__Exercise__
Would you write out the listing verbatim and skip every picture in it?

__Material__
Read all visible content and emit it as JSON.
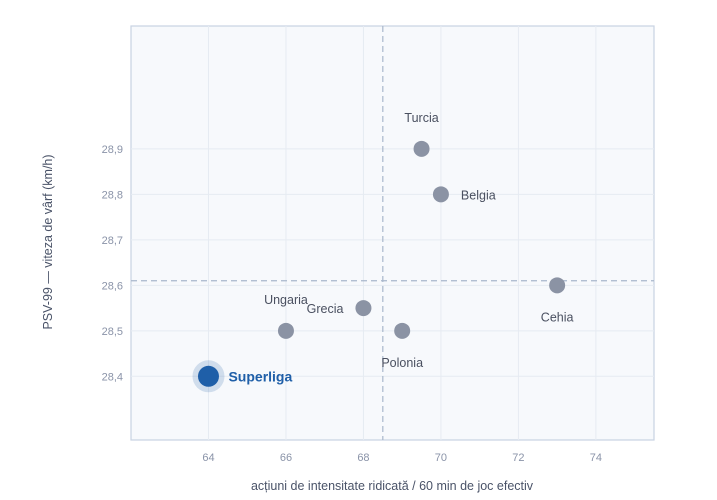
{
  "chart_data": {
    "type": "scatter",
    "xlabel": "acțiuni de intensitate ridicată / 60 min de joc efectiv",
    "ylabel": "PSV-99 — viteza de vârf (km/h)",
    "xlim": [
      62,
      75.5
    ],
    "ylim": [
      28.26,
      29.17
    ],
    "xticks": [
      64,
      66,
      68,
      70,
      72,
      74
    ],
    "yticks": [
      28.4,
      28.5,
      28.6,
      28.7,
      28.8,
      28.9
    ],
    "xtick_labels": [
      "64",
      "66",
      "68",
      "70",
      "72",
      "74"
    ],
    "ytick_labels": [
      "28,4",
      "28,5",
      "28,6",
      "28,7",
      "28,8",
      "28,9"
    ],
    "reference_lines": {
      "x": 68.5,
      "y": 28.61
    },
    "grid": true,
    "colors": {
      "point": "#8b93a4",
      "highlight": "#1f5fa8",
      "plot_bg": "#f7f9fc",
      "frame": "#c8d3e2",
      "reference": "#a9b7cb"
    },
    "points": [
      {
        "label": "Turcia",
        "x": 69.5,
        "y": 28.9,
        "label_pos": "above"
      },
      {
        "label": "Belgia",
        "x": 70.0,
        "y": 28.8,
        "label_pos": "right"
      },
      {
        "label": "Cehia",
        "x": 73.0,
        "y": 28.6,
        "label_pos": "below"
      },
      {
        "label": "Ungaria",
        "x": 66.0,
        "y": 28.5,
        "label_pos": "above"
      },
      {
        "label": "Grecia",
        "x": 68.0,
        "y": 28.55,
        "label_pos": "left"
      },
      {
        "label": "Polonia",
        "x": 69.0,
        "y": 28.5,
        "label_pos": "below"
      },
      {
        "label": "Superliga",
        "x": 64.0,
        "y": 28.4,
        "label_pos": "right",
        "highlight": true
      }
    ]
  }
}
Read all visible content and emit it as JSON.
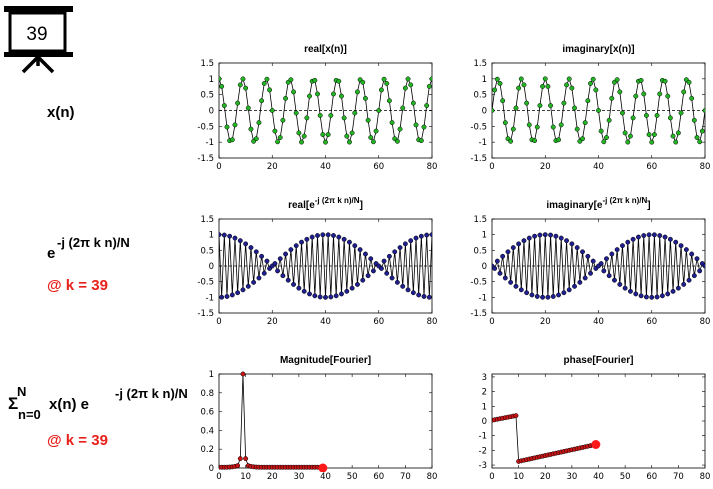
{
  "badge": {
    "number": "39"
  },
  "row_labels": {
    "row1": "x(n)",
    "row2_base": "e",
    "row2_exp": "-j (2π k n)/N",
    "row2_at": "@ k = 39",
    "row3_sigma": "Σ",
    "row3_sub": "n=0",
    "row3_sup": "N",
    "row3_body": "x(n) e",
    "row3_exp": "-j (2π k n)/N",
    "row3_at": "@ k = 39"
  },
  "colors": {
    "green_marker": "#22b422",
    "blue_marker": "#1f1f8f",
    "red_marker": "#c81414",
    "red_highlight": "#ff1a1a",
    "label_red": "#e8211b"
  },
  "chart_data": [
    {
      "id": "real_x",
      "type": "line",
      "title": "real[x(n)]",
      "xlim": [
        0,
        80
      ],
      "ylim": [
        -1.5,
        1.5
      ],
      "xticks": [
        0,
        20,
        40,
        60,
        80
      ],
      "yticks": [
        1.5,
        1,
        0.5,
        0,
        -0.5,
        -1,
        -1.5
      ],
      "ytick_labels": [
        "1.5",
        "1",
        "0.5",
        "0",
        "-0.5",
        "-1",
        "-1.5"
      ],
      "signal": "cos",
      "k": 9,
      "N": 80,
      "n_range": [
        0,
        80
      ],
      "marker_color": "#22b422"
    },
    {
      "id": "imag_x",
      "type": "line",
      "title": "imaginary[x(n)]",
      "xlim": [
        0,
        80
      ],
      "ylim": [
        -1.5,
        1.5
      ],
      "xticks": [
        0,
        20,
        40,
        60,
        80
      ],
      "yticks": [
        1.5,
        1,
        0.5,
        0,
        -0.5,
        -1,
        -1.5
      ],
      "ytick_labels": [
        "1.5",
        "1",
        "0.5",
        "0",
        "-0.5",
        "-1",
        "-1.5"
      ],
      "signal": "sin",
      "k": 9,
      "N": 80,
      "n_range": [
        0,
        80
      ],
      "marker_color": "#22b422"
    },
    {
      "id": "real_e",
      "type": "line",
      "title_base": "real[e",
      "title_sup": "-j (2π k n)/N",
      "title_end": "]",
      "xlim": [
        0,
        80
      ],
      "ylim": [
        -1.5,
        1.5
      ],
      "xticks": [
        0,
        20,
        40,
        60,
        80
      ],
      "yticks": [
        1.5,
        1,
        0.5,
        0,
        -0.5,
        -1,
        -1.5
      ],
      "ytick_labels": [
        "1.5",
        "1",
        "0.5",
        "0",
        "-0.5",
        "-1",
        "-1.5"
      ],
      "signal": "cos",
      "k": 39,
      "N": 80,
      "n_range": [
        0,
        80
      ],
      "marker_color": "#1f1f8f"
    },
    {
      "id": "imag_e",
      "type": "line",
      "title_base": "imaginary[e",
      "title_sup": "-j (2π k n)/N",
      "title_end": "]",
      "xlim": [
        0,
        80
      ],
      "ylim": [
        -1.5,
        1.5
      ],
      "xticks": [
        0,
        20,
        40,
        60,
        80
      ],
      "yticks": [
        1.5,
        1,
        0.5,
        0,
        -0.5,
        -1,
        -1.5
      ],
      "ytick_labels": [
        "1.5",
        "1",
        "0.5",
        "0",
        "-0.5",
        "-1",
        "-1.5"
      ],
      "signal": "-sin",
      "k": 39,
      "N": 80,
      "n_range": [
        0,
        80
      ],
      "marker_color": "#1f1f8f"
    },
    {
      "id": "mag",
      "type": "line",
      "title": "Magnitude[Fourier]",
      "xlim": [
        0,
        80
      ],
      "ylim": [
        0,
        1
      ],
      "xticks": [
        0,
        10,
        20,
        30,
        40,
        50,
        60,
        70,
        80
      ],
      "yticks": [
        1,
        0.8,
        0.6,
        0.4,
        0.2,
        0
      ],
      "ytick_labels": [
        "1",
        "0.8",
        "0.6",
        "0.4",
        "0.2",
        "0"
      ],
      "signal": "dft_mag",
      "peak_k": 9,
      "N": 80,
      "k_range": [
        0,
        39
      ],
      "marker_color": "#c81414",
      "highlight": {
        "x": 39,
        "y": 0.0
      }
    },
    {
      "id": "phase",
      "type": "line",
      "title": "phase[Fourier]",
      "xlim": [
        0,
        80
      ],
      "ylim": [
        -3.2,
        3.2
      ],
      "xticks": [
        0,
        10,
        20,
        30,
        40,
        50,
        60,
        70,
        80
      ],
      "yticks": [
        3,
        2,
        1,
        0,
        -1,
        -2,
        -3
      ],
      "ytick_labels": [
        "3",
        "2",
        "1",
        "0",
        "-1",
        "-2",
        "-3"
      ],
      "signal": "dft_phase",
      "peak_k": 9,
      "N": 80,
      "k_range": [
        0,
        39
      ],
      "marker_color": "#c81414",
      "highlight": {
        "x": 39,
        "y": -1.6
      }
    }
  ]
}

__Response below__
Read all visible content and emit it as JSON.
{
  "chart_data": {
    "type": "scatter",
    "xlabel": "acțiuni de intensitate ridicată / 60 min de joc efectiv",
    "ylabel": "PSV-99 — viteza de vârf (km/h)",
    "xlim": [
      62,
      75.5
    ],
    "ylim": [
      28.26,
      29.17
    ],
    "xticks": [
      64,
      66,
      68,
      70,
      72,
      74
    ],
    "yticks": [
      28.4,
      28.5,
      28.6,
      28.7,
      28.8,
      28.9
    ],
    "xtick_labels": [
      "64",
      "66",
      "68",
      "70",
      "72",
      "74"
    ],
    "ytick_labels": [
      "28,4",
      "28,5",
      "28,6",
      "28,7",
      "28,8",
      "28,9"
    ],
    "reference_lines": {
      "x": 68.5,
      "y": 28.61
    },
    "grid": true,
    "colors": {
      "point": "#8b93a4",
      "highlight": "#1f5fa8",
      "plot_bg": "#f7f9fc",
      "frame": "#c8d3e2",
      "reference": "#a9b7cb"
    },
    "points": [
      {
        "label": "Turcia",
        "x": 69.5,
        "y": 28.9,
        "label_pos": "above"
      },
      {
        "label": "Belgia",
        "x": 70.0,
        "y": 28.8,
        "label_pos": "right"
      },
      {
        "label": "Cehia",
        "x": 73.0,
        "y": 28.6,
        "label_pos": "below"
      },
      {
        "label": "Ungaria",
        "x": 66.0,
        "y": 28.5,
        "label_pos": "above"
      },
      {
        "label": "Grecia",
        "x": 68.0,
        "y": 28.55,
        "label_pos": "left"
      },
      {
        "label": "Polonia",
        "x": 69.0,
        "y": 28.5,
        "label_pos": "below"
      },
      {
        "label": "Superliga",
        "x": 64.0,
        "y": 28.4,
        "label_pos": "right",
        "highlight": true
      }
    ]
  }
}
Read all visible content and emit it as JSON.
{
  "badge": {
    "number": "39"
  },
  "row_labels": {
    "row1": "x(n)",
    "row2_base": "e",
    "row2_exp": "-j (2π k n)/N",
    "row2_at": "@ k = 39",
    "row3_sigma": "Σ",
    "row3_sub": "n=0",
    "row3_sup": "N",
    "row3_body": "x(n) e",
    "row3_exp": "-j (2π k n)/N",
    "row3_at": "@ k = 39"
  },
  "colors": {
    "green_marker": "#22b422",
    "blue_marker": "#1f1f8f",
    "red_marker": "#c81414",
    "red_highlight": "#ff1a1a",
    "label_red": "#e8211b"
  },
  "chart_data": [
    {
      "id": "real_x",
      "type": "line",
      "title": "real[x(n)]",
      "xlim": [
        0,
        80
      ],
      "ylim": [
        -1.5,
        1.5
      ],
      "xticks": [
        0,
        20,
        40,
        60,
        80
      ],
      "yticks": [
        1.5,
        1,
        0.5,
        0,
        -0.5,
        -1,
        -1.5
      ],
      "ytick_labels": [
        "1.5",
        "1",
        "0.5",
        "0",
        "-0.5",
        "-1",
        "-1.5"
      ],
      "signal": "cos",
      "k": 9,
      "N": 80,
      "n_range": [
        0,
        80
      ],
      "marker_color": "#22b422"
    },
    {
      "id": "imag_x",
      "type": "line",
      "title": "imaginary[x(n)]",
      "xlim": [
        0,
        80
      ],
      "ylim": [
        -1.5,
        1.5
      ],
      "xticks": [
        0,
        20,
        40,
        60,
        80
      ],
      "yticks": [
        1.5,
        1,
        0.5,
        0,
        -0.5,
        -1,
        -1.5
      ],
      "ytick_labels": [
        "1.5",
        "1",
        "0.5",
        "0",
        "-0.5",
        "-1",
        "-1.5"
      ],
      "signal": "sin",
      "k": 9,
      "N": 80,
      "n_range": [
        0,
        80
      ],
      "marker_color": "#22b422"
    },
    {
      "id": "real_e",
      "type": "line",
      "title_base": "real[e",
      "title_sup": "-j (2π k n)/N",
      "title_end": "]",
      "xlim": [
        0,
        80
      ],
      "ylim": [
        -1.5,
        1.5
      ],
      "xticks": [
        0,
        20,
        40,
        60,
        80
      ],
      "yticks": [
        1.5,
        1,
        0.5,
        0,
        -0.5,
        -1,
        -1.5
      ],
      "ytick_labels": [
        "1.5",
        "1",
        "0.5",
        "0",
        "-0.5",
        "-1",
        "-1.5"
      ],
      "signal": "cos",
      "k": 39,
      "N": 80,
      "n_range": [
        0,
        80
      ],
      "marker_color": "#1f1f8f"
    },
    {
      "id": "imag_e",
      "type": "line",
      "title_base": "imaginary[e",
      "title_sup": "-j (2π k n)/N",
      "title_end": "]",
      "xlim": [
        0,
        80
      ],
      "ylim": [
        -1.5,
        1.5
      ],
      "xticks": [
        0,
        20,
        40,
        60,
        80
      ],
      "yticks": [
        1.5,
        1,
        0.5,
        0,
        -0.5,
        -1,
        -1.5
      ],
      "ytick_labels": [
        "1.5",
        "1",
        "0.5",
        "0",
        "-0.5",
        "-1",
        "-1.5"
      ],
      "signal": "-sin",
      "k": 39,
      "N": 80,
      "n_range": [
        0,
        80
      ],
      "marker_color": "#1f1f8f"
    },
    {
      "id": "mag",
      "type": "line",
      "title": "Magnitude[Fourier]",
      "xlim": [
        0,
        80
      ],
      "ylim": [
        0,
        1
      ],
      "xticks": [
        0,
        10,
        20,
        30,
        40,
        50,
        60,
        70,
        80
      ],
      "yticks": [
        1,
        0.8,
        0.6,
        0.4,
        0.2,
        0
      ],
      "ytick_labels": [
        "1",
        "0.8",
        "0.6",
        "0.4",
        "0.2",
        "0"
      ],
      "signal": "dft_mag",
      "peak_k": 9,
      "N": 80,
      "k_range": [
        0,
        39
      ],
      "marker_color": "#c81414",
      "highlight": {
        "x": 39,
        "y": 0.0
      }
    },
    {
      "id": "phase",
      "type": "line",
      "title": "phase[Fourier]",
      "xlim": [
        0,
        80
      ],
      "ylim": [
        -3.2,
        3.2
      ],
      "xticks": [
        0,
        10,
        20,
        30,
        40,
        50,
        60,
        70,
        80
      ],
      "yticks": [
        3,
        2,
        1,
        0,
        -1,
        -2,
        -3
      ],
      "ytick_labels": [
        "3",
        "2",
        "1",
        "0",
        "-1",
        "-2",
        "-3"
      ],
      "signal": "dft_phase",
      "peak_k": 9,
      "N": 80,
      "k_range": [
        0,
        39
      ],
      "marker_color": "#c81414",
      "highlight": {
        "x": 39,
        "y": -1.6
      }
    }
  ]
}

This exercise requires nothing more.